**** Listed records

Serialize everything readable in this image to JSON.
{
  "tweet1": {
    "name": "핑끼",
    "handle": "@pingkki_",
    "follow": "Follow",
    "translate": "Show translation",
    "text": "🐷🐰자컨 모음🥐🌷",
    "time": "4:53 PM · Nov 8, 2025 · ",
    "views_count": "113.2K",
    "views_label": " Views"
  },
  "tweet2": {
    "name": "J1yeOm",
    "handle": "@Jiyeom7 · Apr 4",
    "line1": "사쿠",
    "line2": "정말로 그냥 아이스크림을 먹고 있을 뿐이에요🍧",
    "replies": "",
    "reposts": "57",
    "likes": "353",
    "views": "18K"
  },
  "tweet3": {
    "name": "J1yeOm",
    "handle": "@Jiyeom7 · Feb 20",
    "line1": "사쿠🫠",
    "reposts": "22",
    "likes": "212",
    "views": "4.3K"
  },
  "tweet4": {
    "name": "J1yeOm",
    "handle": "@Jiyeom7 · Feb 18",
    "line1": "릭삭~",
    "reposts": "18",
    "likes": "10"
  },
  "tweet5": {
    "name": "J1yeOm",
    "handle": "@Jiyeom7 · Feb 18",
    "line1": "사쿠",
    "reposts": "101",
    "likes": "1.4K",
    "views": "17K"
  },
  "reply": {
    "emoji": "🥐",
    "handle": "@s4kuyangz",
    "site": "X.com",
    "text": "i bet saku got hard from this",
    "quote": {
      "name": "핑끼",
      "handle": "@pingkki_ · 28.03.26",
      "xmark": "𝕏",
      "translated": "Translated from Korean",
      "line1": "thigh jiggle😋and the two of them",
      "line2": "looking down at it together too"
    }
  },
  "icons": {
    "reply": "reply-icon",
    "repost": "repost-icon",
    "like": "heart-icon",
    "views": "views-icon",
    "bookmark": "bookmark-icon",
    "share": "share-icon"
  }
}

********
**** Listed records

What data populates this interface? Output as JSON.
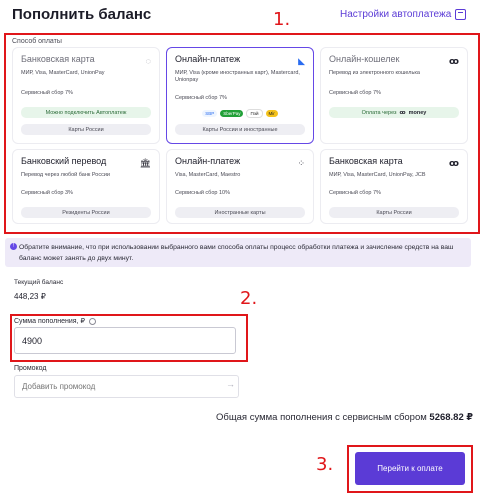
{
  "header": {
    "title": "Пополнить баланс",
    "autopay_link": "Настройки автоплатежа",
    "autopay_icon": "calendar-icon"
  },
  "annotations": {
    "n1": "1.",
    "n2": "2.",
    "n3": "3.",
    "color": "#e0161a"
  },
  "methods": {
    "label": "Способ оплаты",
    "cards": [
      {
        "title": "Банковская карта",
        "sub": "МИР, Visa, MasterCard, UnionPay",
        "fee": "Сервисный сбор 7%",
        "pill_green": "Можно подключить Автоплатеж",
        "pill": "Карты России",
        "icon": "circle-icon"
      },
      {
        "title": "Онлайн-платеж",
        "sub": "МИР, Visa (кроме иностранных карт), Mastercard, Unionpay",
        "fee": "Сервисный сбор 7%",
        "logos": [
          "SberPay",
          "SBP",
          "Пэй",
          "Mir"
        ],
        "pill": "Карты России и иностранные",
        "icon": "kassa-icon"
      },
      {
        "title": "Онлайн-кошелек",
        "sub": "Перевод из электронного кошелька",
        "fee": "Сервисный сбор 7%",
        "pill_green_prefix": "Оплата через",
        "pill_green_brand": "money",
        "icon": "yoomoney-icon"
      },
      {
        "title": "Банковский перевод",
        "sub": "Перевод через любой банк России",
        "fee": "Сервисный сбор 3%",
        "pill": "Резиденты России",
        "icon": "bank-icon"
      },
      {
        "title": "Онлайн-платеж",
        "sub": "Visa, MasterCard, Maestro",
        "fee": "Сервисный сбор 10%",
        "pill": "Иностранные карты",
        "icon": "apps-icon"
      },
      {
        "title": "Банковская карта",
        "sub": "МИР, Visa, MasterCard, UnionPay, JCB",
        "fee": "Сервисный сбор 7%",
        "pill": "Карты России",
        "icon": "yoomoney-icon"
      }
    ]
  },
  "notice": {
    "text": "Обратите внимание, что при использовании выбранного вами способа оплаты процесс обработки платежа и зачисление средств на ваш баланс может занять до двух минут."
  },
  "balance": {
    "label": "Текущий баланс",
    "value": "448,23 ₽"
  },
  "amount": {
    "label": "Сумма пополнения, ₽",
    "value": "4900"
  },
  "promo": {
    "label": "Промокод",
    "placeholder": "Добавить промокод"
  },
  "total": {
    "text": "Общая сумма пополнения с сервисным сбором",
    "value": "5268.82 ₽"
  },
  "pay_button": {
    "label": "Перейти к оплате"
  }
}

********

Sift through the entries and copy every line with "пополнения".

## Answer
    "label": "Сумма пополнения, ₽",
    "text": "Общая сумма пополнения с сервисным сбором",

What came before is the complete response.